■ **WHAT THE TASK ASKS**: Pick up the weighted-spring applet instructions where they stop and write the next part.

■ **PAGE TEXT**:
-- START --
Observing the Motion of
the Weighted Spring
Instructions
This page is designed to get you started using the applet. The applet should be open. The step-by-step instructions on this page are to be done in the applet. You may need to toggle back and forth between instructions and applet if your screen space is limited.
Observing the Motion of
the Weighted Spring
The Motion of the
Weighted Spring as Projected Uniform Circular Motion
Graphs of Position, Velocity,
Acceleration vs. Time
Position, Velocity,
Acceleration Vectors
Exercise 1. Reset 
the applet.
You will see something similar to Figure 1 below: a stretched spring with a weight attached to it. The weight will be at its equilibrium position. The spring constant will be set to k = 80 N/m, the mass of the suspended block (weight) to m = 1.25 kg (the spring is assumed to be massless), and the amplitude of the motion to A = 0.20 m.
-- END --
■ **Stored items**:
-- START --
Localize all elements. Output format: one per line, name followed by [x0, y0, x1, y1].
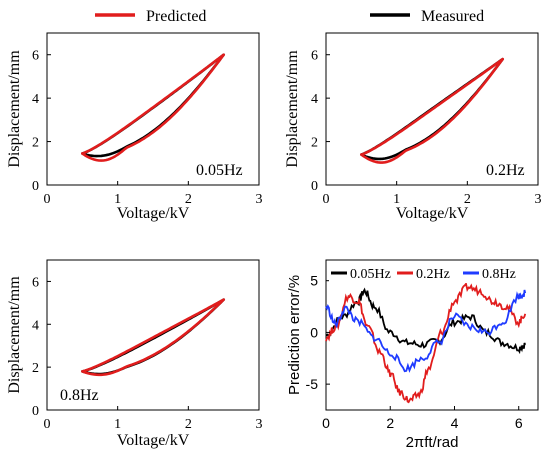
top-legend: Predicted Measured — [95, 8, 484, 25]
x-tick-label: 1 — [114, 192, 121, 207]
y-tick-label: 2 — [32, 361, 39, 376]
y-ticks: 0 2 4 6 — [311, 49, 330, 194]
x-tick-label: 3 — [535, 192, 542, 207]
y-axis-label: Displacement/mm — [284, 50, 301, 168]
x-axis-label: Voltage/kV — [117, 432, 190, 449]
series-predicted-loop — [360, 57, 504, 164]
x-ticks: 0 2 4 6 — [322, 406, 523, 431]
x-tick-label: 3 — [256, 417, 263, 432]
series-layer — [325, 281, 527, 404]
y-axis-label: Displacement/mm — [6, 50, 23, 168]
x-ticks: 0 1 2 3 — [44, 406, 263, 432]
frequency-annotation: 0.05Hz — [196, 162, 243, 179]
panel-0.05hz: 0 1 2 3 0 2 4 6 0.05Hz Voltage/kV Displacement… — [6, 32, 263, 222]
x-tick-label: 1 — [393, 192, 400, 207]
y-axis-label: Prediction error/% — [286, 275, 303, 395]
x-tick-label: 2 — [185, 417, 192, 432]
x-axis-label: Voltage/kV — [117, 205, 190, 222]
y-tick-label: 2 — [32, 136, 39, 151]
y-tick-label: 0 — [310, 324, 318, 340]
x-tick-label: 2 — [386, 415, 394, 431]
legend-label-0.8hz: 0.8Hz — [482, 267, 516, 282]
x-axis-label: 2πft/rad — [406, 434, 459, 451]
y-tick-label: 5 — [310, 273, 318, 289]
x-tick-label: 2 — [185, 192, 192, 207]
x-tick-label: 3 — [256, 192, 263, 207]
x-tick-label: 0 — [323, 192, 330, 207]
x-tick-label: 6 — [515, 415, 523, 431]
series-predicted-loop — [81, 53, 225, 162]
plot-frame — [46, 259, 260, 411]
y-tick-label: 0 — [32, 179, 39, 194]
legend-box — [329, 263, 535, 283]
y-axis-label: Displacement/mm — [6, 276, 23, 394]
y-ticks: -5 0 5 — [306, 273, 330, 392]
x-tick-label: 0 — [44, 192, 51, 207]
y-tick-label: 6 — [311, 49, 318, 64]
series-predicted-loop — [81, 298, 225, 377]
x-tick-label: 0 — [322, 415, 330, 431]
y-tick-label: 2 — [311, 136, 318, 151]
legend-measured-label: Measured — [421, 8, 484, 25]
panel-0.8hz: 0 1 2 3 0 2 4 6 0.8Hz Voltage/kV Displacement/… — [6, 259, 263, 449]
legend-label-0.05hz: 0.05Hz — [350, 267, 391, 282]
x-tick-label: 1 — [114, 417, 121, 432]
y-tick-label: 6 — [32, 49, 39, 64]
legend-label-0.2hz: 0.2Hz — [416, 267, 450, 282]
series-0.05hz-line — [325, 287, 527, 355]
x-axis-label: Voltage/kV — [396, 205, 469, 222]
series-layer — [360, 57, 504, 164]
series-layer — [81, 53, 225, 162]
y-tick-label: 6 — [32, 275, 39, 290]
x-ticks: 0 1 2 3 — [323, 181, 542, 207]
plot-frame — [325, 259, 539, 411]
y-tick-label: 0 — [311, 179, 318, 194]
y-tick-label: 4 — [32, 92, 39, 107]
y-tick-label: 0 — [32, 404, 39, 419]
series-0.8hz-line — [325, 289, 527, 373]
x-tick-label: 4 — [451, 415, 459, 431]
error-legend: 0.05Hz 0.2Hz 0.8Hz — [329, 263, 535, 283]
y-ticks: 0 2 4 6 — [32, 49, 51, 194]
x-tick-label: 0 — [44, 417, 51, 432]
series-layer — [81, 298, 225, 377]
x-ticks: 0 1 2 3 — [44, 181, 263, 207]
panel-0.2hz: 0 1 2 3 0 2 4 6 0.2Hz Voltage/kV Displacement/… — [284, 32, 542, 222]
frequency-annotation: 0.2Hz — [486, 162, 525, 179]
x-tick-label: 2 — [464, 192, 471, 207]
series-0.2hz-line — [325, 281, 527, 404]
-- END --
■ **ANSWER BELOW**:
Figure 1
There are three sliders to vary the spring constant k, the mass m of the suspended weight, and and the amplitude A of the oscillation. In the following Exercises 2 to 4 you will be asked to examine the dependence of the system's period on these three variables. The period is the time required for the motion to go through one full cycle, from the top to the bottom and back to the top.
Display the Data box, and PLAY the motion. Measure the period of the motion using the time t elapsed shown in the Data box. PAUSE the motion after one or several cycles have been completed.
Exercise 2. Continuing from Exercise 1, REWIND the applet to set the system back to its initial position. Then change the spring constant from k = 80 N/m to k = 200 N/m.
Making the spring constant stiffer is indicated visually by a thickening of the spring and by a shortening of the spring. The applet is designed to keep the weight in the center of the applet window when the system is in equilibrium. Thus, as the spring gets stiffer (k increases), the point from which the spring is suspended moves down towards the fixed equilibrium point. The point of support is above the applet window and therefore invisible, but you will be able to see a downward movement of the turns of the spring as the spring gets stiffer.
Observe the oscillatory motion for k = 200 N/m, and measure its period.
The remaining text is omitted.